Items listed in a dataset
======

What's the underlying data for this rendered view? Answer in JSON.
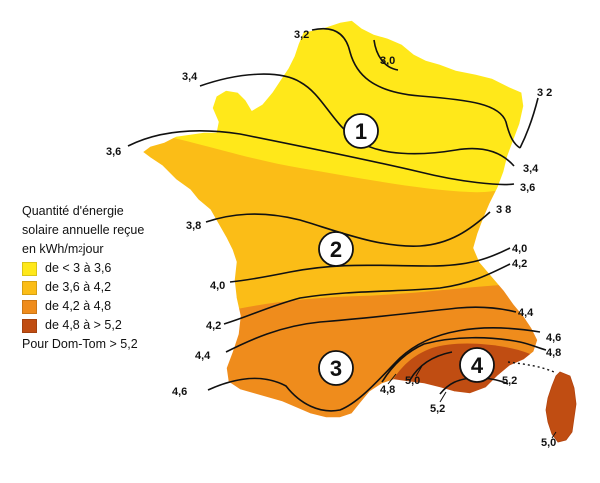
{
  "legend": {
    "title_line1": "Quantité d'énergie",
    "title_line2": "solaire annuelle reçue",
    "unit_prefix": "en kWh/",
    "unit_m": "m",
    "unit_exp": "2",
    "unit_suffix": " jour",
    "items": [
      {
        "label": "de < 3 à 3,6",
        "color": "#ffe81a"
      },
      {
        "label": "de 3,6 à 4,2",
        "color": "#fbbd17"
      },
      {
        "label": "de 4,2 à 4,8",
        "color": "#ef8c1c"
      },
      {
        "label": "de 4,8 à > 5,2",
        "color": "#c04d12"
      }
    ],
    "dom_tom": "Pour Dom-Tom > 5,2"
  },
  "zones": [
    "1",
    "2",
    "3",
    "4"
  ],
  "isolines": {
    "3_2_top": "3,2",
    "3_0": "3,0",
    "3_4_left": "3,4",
    "3_2_right": "3 2",
    "3_6_left": "3,6",
    "3_4_right": "3,4",
    "3_6_right": "3,6",
    "3_8_left": "3,8",
    "3_8_right": "3 8",
    "4_0_right": "4,0",
    "4_2_right": "4,2",
    "4_0_left": "4,0",
    "4_4_right": "4,4",
    "4_2_left": "4,2",
    "4_6_right": "4,6",
    "4_4_left": "4,4",
    "4_8_right": "4,8",
    "4_6_left": "4,6",
    "4_8_south": "4,8",
    "5_0_south": "5,0",
    "5_2_right": "5,2",
    "5_2_south": "5,2",
    "5_0_corsica": "5,0"
  },
  "colors": {
    "zone_yellow": "#ffe81a",
    "zone_light_orange": "#fbbd17",
    "zone_orange": "#ef8c1c",
    "zone_dark": "#c04d12",
    "lines": "#111111"
  }
}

======

Gather each line in the data that holds the string "label".

        "label": "de < 3 à 3,6",
        "label": "de 3,6 à 4,2",
        "label": "de 4,2 à 4,8",
        "label": "de 4,8 à > 5,2",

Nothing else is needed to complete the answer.